— 文档节选 —
◆ ◆ ◆

(论文)[2024-SIGA-C] MARS: Multi-sample Allocation through Russian roulette and Splitting

Posted on 2024-12-01 Edited on 2024-12-11 In CG.Paper Views:

RRS 的 MIS 优化，不同的采样方式分配不同的光线数（EARS 是相同的）；相当于联合优化 RRS 和 MIS 分配的光线数目

MARS

项目主页
作者
- JOSHUA MEYER, ALEXANDER RATH（EARS 一作）, ÖMERCAN YAZICI
  - Saarland University, Germany
- PHILIPP SLUSALLEK, German Research Center for Artificial Intelligence, Germany and Saarland University, Germany
mitsuba 0.6

Introduction

在之前的算法，MIS 一般都只考虑 1 sample MIS，而 RRS 工作中，对于每个 N，选择相同数量的 NEE、BSDF 光线
本文优化了这点，MIS 的时候，不同策略自动选择最优的光线数
示意图
- 1. 只和像素有关
- 1. 和像素、位置都相关

之前工作

Importance sampling （IS）（path guiding）
Multiple importance sampling（MIS）
Path tracing
Bidirectional methods：BDPT
- 每个视子路连接相同数量的光子路
Mixture sampling ratios
- 大部分只考虑直接光照，也就是说，这个 MIS weight 是 per-pixel 的【上图 (c)】
- 只优化了：one-sample MIS
Russian roulette and splitting
- BSDF rays 的数量和 NEE rays 相同
Multi-sample allocation
- 简单 RRS + MIS ratio 效果不好，应该被联合优化

理论

不动点迭代，EARS 的推导泛化

\[ I=\int_{\mathcal{X}}f(x)\,\mathrm{d}x \]

model
- \(n_t\) 种采样策略，策略 \(t\) 分配 \(\beta_t\) 条光线（budget）
- \(\langle I_t\rangle\)：primary estimator of technique \(t\)

◆ ◆ ◆

— 所附记录 —
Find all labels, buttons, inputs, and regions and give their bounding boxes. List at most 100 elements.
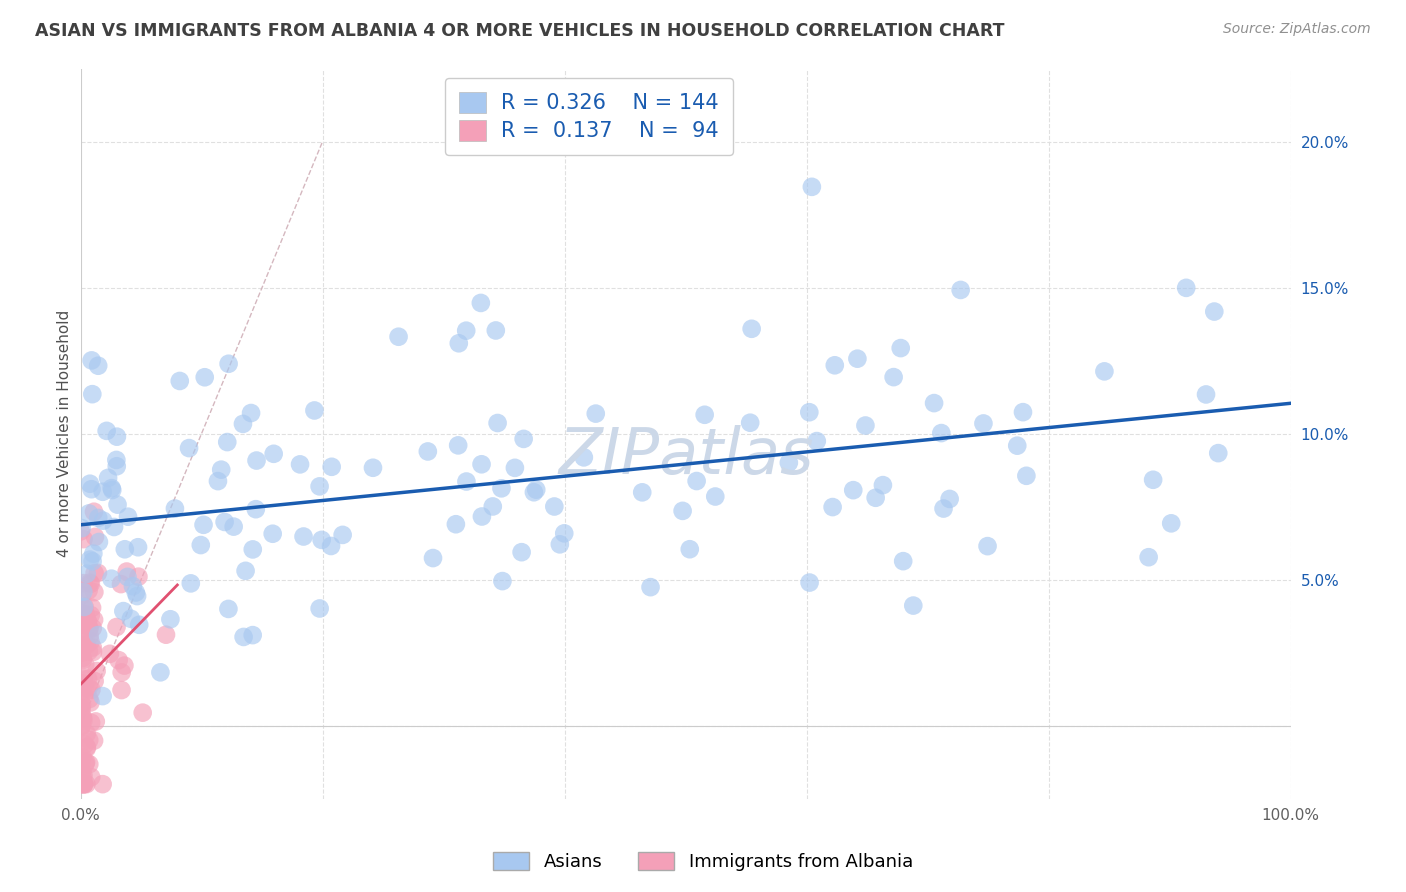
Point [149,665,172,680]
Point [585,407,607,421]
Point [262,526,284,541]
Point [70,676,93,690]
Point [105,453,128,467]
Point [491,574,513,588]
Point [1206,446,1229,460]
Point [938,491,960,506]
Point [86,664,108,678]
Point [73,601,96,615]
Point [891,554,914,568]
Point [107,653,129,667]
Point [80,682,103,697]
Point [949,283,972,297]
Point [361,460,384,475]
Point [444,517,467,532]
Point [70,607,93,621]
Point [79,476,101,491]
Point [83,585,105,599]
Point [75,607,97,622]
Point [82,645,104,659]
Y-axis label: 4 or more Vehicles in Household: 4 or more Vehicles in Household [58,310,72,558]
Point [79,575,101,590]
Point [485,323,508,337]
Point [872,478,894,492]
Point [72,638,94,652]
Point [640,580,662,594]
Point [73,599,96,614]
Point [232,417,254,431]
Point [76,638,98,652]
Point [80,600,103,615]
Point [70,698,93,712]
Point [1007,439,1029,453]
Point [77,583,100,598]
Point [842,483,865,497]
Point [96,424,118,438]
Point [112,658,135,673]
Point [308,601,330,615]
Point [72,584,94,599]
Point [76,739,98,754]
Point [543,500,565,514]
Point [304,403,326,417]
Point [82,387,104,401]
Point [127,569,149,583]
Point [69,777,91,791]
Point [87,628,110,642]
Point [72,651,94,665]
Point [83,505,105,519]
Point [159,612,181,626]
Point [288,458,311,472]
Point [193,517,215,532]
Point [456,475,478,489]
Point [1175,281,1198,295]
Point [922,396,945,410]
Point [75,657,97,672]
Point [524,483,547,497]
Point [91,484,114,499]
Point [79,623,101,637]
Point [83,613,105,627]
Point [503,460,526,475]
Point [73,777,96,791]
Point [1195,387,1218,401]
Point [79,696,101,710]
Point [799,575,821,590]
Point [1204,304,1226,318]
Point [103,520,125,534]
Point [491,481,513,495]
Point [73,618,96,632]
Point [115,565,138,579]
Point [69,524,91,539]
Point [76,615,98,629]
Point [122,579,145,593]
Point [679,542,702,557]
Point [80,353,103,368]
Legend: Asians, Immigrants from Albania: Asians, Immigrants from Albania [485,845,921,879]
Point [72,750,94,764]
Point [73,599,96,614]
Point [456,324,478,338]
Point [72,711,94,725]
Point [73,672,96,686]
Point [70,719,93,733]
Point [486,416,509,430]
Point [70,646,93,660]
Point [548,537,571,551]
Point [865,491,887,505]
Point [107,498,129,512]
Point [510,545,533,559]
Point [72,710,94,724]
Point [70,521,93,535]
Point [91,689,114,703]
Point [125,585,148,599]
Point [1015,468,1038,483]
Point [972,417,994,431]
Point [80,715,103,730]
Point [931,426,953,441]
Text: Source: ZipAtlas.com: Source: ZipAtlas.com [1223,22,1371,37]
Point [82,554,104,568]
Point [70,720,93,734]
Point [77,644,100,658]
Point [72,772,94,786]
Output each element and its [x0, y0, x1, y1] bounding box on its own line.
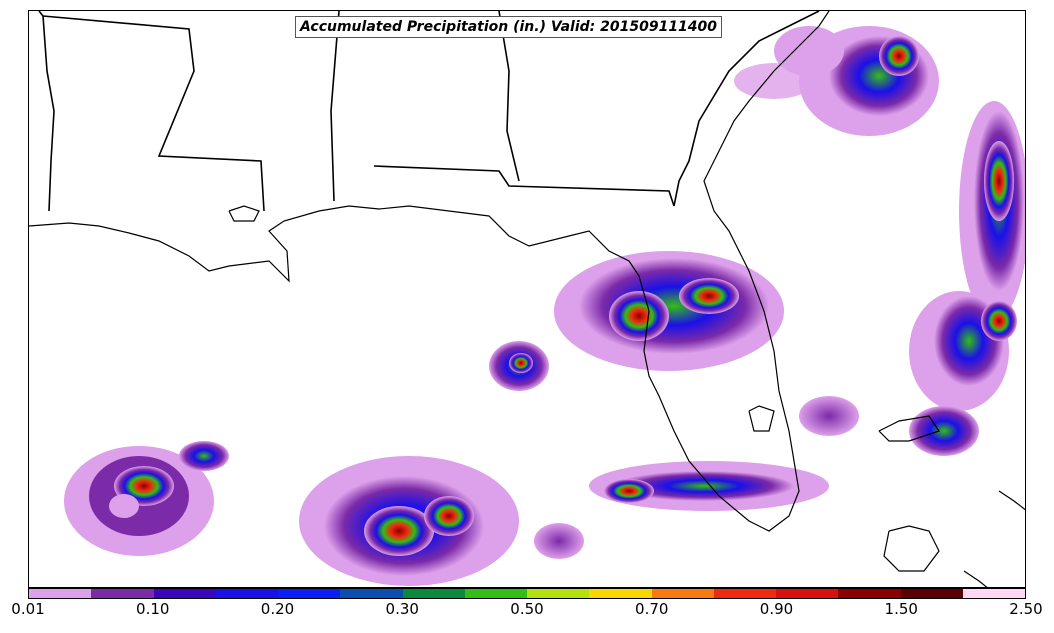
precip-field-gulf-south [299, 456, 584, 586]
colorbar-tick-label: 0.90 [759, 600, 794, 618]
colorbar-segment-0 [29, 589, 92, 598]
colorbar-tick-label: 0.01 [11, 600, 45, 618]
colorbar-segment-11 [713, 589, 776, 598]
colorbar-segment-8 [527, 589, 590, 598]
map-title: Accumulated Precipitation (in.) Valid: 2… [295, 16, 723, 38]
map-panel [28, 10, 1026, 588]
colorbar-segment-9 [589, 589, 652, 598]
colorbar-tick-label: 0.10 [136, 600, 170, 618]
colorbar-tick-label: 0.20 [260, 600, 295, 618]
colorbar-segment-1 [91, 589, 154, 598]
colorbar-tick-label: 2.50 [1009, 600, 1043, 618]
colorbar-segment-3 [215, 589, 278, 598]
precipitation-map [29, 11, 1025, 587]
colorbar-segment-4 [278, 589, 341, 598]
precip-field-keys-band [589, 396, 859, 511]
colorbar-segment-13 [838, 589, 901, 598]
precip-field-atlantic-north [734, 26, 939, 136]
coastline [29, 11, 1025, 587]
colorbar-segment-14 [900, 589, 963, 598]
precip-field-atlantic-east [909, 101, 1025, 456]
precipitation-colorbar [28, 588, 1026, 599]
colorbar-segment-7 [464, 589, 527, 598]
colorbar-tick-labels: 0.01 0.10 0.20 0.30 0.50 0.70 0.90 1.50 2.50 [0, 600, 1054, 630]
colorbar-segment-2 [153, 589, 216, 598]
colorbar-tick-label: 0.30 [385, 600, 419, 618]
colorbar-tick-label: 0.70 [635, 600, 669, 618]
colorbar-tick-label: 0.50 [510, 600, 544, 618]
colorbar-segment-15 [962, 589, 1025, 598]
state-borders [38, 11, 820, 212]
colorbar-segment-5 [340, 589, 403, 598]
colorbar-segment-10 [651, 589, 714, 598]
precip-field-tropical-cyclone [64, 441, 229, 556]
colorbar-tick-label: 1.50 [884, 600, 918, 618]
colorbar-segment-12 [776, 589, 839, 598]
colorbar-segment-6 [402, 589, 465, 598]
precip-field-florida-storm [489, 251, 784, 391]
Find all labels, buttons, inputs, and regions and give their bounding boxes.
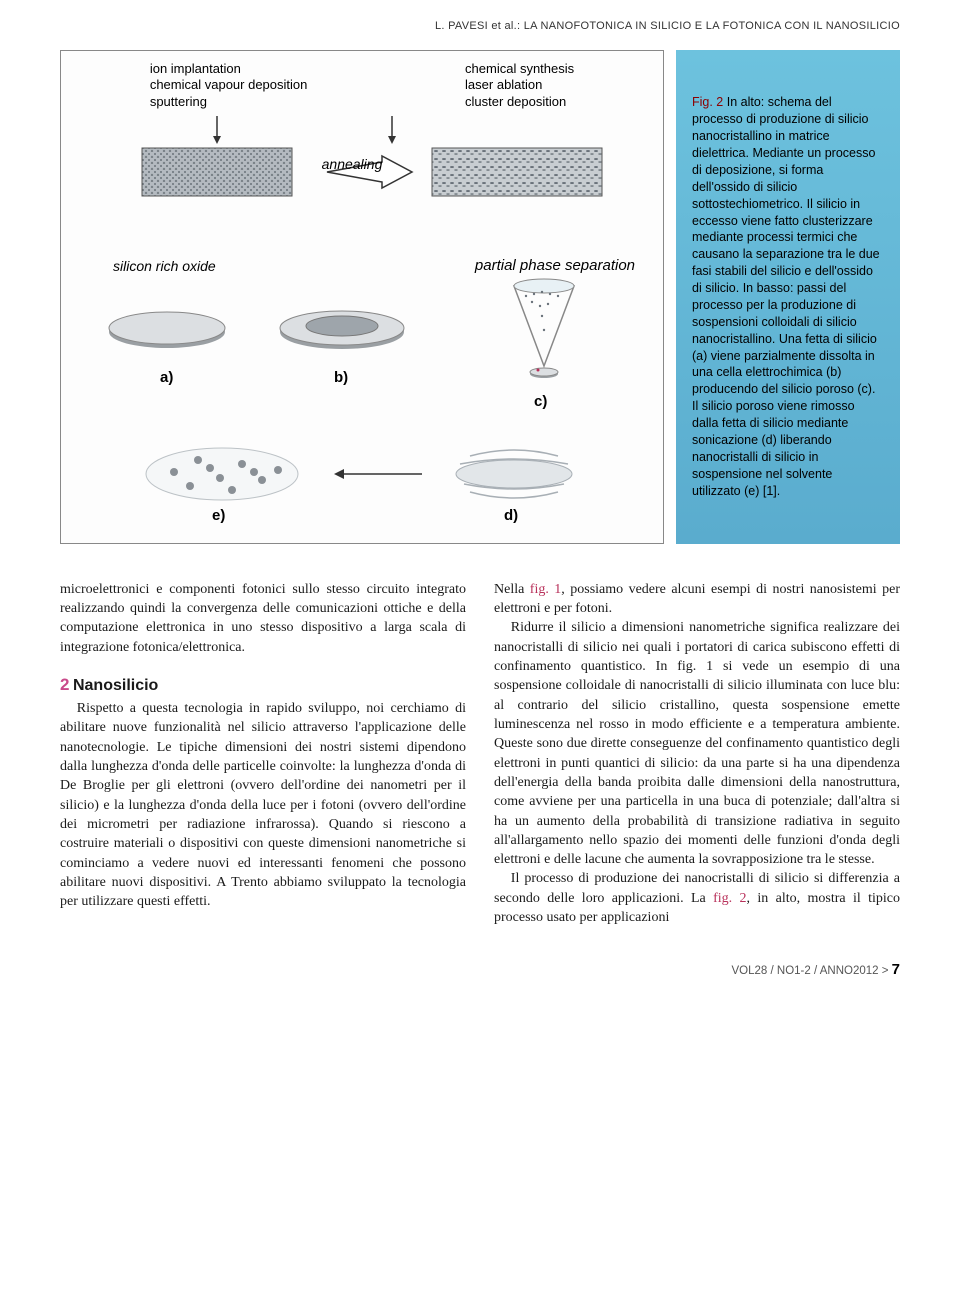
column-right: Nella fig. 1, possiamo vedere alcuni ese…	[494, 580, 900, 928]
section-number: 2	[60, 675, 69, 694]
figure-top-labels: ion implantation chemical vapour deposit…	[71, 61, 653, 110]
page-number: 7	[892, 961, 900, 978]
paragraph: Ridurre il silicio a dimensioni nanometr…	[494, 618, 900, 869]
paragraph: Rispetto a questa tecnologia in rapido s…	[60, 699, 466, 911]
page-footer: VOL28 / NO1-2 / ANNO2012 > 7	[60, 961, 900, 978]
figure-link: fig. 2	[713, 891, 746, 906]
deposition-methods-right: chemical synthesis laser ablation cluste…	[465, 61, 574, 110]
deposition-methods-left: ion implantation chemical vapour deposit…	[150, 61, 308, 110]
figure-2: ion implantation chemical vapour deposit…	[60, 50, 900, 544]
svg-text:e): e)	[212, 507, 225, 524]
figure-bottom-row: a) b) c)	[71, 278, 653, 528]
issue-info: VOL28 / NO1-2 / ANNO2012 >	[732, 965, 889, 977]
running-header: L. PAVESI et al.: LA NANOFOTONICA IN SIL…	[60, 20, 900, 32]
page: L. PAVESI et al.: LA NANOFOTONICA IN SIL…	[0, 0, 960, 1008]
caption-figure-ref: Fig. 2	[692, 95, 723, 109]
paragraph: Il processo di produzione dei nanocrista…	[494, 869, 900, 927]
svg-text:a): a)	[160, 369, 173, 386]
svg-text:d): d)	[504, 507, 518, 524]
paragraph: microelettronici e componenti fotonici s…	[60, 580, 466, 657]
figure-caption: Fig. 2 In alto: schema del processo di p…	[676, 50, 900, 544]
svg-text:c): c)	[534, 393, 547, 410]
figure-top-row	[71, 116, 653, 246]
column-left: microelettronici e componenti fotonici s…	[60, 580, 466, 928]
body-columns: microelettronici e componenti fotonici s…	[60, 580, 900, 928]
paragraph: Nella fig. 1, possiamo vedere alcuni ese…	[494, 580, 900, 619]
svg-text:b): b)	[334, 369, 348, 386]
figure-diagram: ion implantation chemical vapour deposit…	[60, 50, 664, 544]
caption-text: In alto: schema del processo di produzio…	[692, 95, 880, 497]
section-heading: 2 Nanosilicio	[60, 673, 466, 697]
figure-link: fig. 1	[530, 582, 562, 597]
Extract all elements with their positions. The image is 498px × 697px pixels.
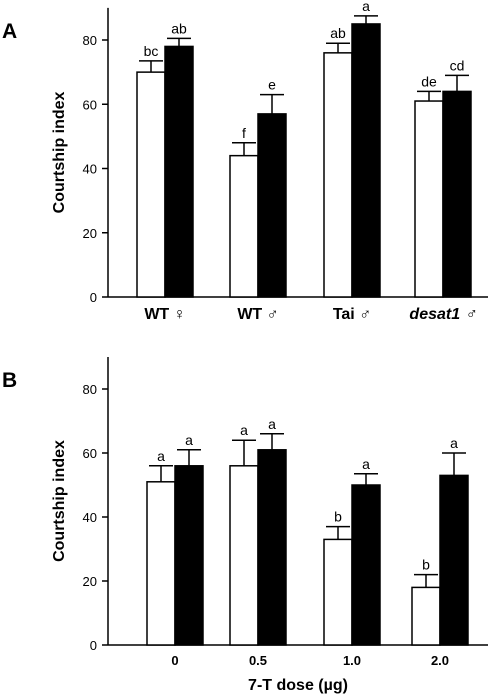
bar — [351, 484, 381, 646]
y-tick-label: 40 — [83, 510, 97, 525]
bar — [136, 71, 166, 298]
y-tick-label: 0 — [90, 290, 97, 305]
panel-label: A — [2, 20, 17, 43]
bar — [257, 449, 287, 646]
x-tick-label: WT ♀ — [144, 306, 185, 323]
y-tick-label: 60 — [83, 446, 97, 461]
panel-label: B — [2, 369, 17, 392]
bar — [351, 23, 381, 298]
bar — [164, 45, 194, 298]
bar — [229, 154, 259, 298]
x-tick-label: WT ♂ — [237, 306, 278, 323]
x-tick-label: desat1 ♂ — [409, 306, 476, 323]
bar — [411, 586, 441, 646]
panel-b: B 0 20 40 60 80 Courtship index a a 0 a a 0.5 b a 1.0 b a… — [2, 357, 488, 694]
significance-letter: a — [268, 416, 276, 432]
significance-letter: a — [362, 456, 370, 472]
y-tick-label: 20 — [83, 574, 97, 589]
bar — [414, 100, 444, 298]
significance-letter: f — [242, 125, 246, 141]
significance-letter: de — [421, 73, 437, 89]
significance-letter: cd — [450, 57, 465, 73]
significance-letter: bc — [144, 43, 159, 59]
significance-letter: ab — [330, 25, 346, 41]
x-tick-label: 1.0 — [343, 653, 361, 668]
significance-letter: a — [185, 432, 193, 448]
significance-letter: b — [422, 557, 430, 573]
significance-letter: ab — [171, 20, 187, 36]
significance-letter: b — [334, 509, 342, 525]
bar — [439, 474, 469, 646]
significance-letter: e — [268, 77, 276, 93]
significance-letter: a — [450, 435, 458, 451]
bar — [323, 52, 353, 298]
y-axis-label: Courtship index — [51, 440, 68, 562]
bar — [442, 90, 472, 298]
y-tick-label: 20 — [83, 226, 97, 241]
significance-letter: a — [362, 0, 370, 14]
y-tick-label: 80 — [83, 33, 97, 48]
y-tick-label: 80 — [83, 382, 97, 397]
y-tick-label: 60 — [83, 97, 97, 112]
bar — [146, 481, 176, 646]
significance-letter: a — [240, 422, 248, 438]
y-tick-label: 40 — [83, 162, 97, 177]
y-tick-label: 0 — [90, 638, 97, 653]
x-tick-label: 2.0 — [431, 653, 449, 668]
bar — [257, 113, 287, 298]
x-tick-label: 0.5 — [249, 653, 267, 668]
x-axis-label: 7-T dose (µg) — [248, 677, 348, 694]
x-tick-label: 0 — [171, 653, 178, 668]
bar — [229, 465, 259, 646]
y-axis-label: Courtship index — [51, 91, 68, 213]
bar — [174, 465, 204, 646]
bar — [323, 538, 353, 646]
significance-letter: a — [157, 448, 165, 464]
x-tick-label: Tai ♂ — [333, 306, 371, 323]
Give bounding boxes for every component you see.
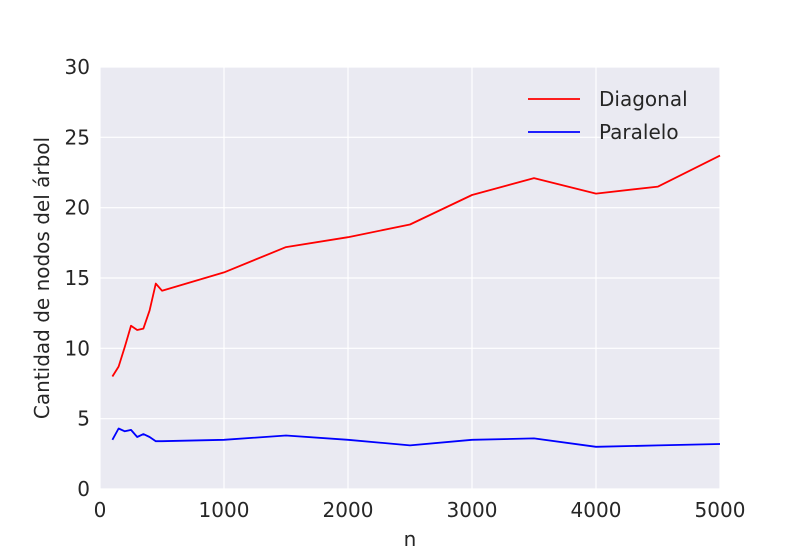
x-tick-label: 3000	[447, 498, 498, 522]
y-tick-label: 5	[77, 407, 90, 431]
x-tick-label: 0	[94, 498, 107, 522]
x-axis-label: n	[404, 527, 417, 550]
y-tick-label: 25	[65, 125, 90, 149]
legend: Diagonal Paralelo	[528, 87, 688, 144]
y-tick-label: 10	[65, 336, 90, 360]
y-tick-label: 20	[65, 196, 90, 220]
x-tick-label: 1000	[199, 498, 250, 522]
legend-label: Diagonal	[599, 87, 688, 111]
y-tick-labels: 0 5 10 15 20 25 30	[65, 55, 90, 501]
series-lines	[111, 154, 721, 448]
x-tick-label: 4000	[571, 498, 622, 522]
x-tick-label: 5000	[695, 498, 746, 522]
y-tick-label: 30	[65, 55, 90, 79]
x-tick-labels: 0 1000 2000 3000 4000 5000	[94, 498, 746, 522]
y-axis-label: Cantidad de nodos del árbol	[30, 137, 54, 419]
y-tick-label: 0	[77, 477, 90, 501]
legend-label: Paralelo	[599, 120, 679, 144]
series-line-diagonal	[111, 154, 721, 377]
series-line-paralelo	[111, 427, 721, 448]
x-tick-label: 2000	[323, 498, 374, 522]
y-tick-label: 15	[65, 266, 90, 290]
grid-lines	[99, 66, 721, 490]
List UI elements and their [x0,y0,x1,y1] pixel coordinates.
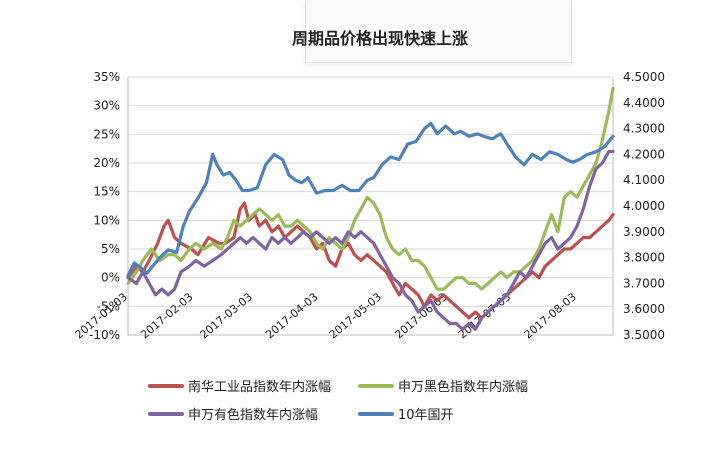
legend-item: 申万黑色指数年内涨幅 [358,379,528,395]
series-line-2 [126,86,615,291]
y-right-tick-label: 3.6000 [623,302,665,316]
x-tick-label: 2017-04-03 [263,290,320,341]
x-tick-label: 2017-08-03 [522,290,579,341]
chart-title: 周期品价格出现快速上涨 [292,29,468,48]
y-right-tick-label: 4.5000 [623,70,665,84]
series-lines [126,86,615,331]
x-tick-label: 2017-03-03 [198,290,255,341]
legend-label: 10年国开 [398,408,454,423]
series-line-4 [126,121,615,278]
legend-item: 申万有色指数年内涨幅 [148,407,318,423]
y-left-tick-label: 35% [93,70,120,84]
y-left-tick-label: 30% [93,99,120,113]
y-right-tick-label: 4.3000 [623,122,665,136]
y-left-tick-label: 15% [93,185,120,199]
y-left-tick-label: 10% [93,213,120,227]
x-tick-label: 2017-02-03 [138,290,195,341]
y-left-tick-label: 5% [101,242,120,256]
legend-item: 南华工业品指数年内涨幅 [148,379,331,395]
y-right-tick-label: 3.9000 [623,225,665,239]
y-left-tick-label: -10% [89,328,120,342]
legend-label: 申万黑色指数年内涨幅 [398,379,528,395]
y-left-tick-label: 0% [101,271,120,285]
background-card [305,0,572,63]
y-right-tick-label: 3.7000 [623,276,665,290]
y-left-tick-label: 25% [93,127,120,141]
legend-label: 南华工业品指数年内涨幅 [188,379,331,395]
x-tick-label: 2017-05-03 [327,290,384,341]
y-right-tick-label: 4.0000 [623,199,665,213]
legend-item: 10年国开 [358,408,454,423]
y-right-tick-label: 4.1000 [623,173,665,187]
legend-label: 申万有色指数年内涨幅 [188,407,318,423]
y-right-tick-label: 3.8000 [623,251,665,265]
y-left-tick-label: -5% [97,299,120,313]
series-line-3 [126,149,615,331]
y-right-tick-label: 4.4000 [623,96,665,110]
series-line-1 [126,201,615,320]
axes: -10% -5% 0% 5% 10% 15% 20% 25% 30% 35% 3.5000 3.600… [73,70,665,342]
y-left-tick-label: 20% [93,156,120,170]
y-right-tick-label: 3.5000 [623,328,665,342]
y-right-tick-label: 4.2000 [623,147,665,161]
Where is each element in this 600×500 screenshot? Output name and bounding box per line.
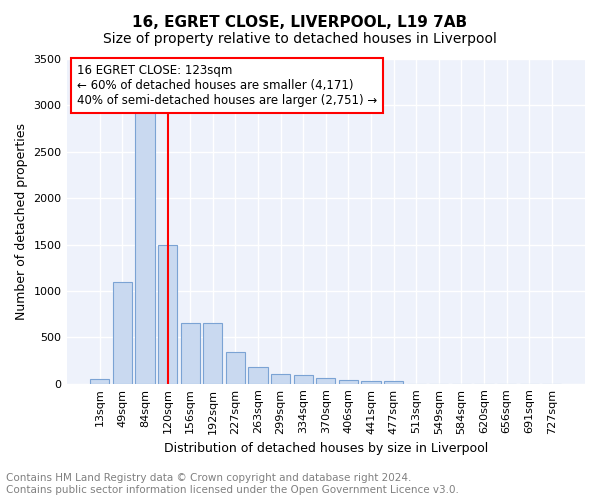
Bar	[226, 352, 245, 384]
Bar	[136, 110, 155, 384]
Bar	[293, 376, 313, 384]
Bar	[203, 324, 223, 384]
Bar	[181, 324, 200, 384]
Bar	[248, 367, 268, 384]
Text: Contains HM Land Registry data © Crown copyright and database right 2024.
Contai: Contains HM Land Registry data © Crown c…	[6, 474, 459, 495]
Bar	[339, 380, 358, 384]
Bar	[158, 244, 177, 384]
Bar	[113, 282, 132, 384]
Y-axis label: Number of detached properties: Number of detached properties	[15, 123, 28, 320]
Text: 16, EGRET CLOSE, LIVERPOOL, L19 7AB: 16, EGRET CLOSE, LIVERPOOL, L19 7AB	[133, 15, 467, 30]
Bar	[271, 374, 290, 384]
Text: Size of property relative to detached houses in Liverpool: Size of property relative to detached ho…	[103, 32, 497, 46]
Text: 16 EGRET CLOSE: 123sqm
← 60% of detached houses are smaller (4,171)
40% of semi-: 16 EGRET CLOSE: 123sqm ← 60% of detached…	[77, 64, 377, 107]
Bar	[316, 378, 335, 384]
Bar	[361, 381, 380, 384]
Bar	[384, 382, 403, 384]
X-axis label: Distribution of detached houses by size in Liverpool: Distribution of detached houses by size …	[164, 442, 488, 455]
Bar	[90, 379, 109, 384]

◆ ◆ ◆

— 任务说明 —
a) 把论文笔记中从"不动点迭代，EARS 的推导泛化"到"of technique \(t\)"的这一段重写一遍，并将其中的"不动点迭代"替换为"定点迭代"。
b) 接着论文笔记的最后一句继续往下写。
上述记录与论文笔记没有关联。

— 参考答案 —
a)
定点迭代，EARS 的推导泛化

\[ I=\int_{\mathcal{X}}f(x)\,\mathrm{d}x \]

model
- \(n_t\) 种采样策略，策略 \(t\) 分配 \(\beta_t\) 条光线（budget）
- \(\langle I_t\rangle\)：primary estimator of technique \(t\)

b)
- \(\langle I;\beta\rangle\)：secondary estimator for \(I\) with \(\beta\) samples

\[ \langle I\rangle=\sum_{t=1}^{n_{t}}{\frac{1}{\beta_{t}}}\sum_{s=1}^{\beta_{t}}\langle I_{t}(x_{t,s})\rangle=\sum_{t=1}^{n_{t}}\langle I_{t}(x_{t},\cdot);\beta_{t}\rangle \]

不同策略定义域可能不同（总的定义域需要包含整体），需要计算权重

\[ \langle I_{t}(x)\rangle=\sum_{i=1}^{n_{i}}{\frac{f_{i}(x)}{p_{t}(x)}}w_{i t}(x) \]

连续样本数：\(\beta_t\in\mathbb{N}\to\mathbb{R}^{+}\)（好操作），最终计算光线数

\[ r(\beta)= \left\{ \begin{array}{l l} \lfloor\beta\rfloor+1&\quad\text{with probability }\beta-\lfloor\beta\rfloor,\\ \lfloor\beta\rfloor&\quad\mathrm{otherwise}\\ \end{array} \right. \]

效率

\[ {\mathcal{E}}\left[\langle I\rangle\right]=\frac{1}{\mathbb{V}\left[\langle I\rangle\right]\mathbb{C}\left[\langle I\rangle\right]} \]

需要考虑每一个样本 \(\beta_t\) 的 variance 和 cost

cost model

每种策略的代价求和 + 汇总的代价 \(\mathbb{C}_{\Delta}\)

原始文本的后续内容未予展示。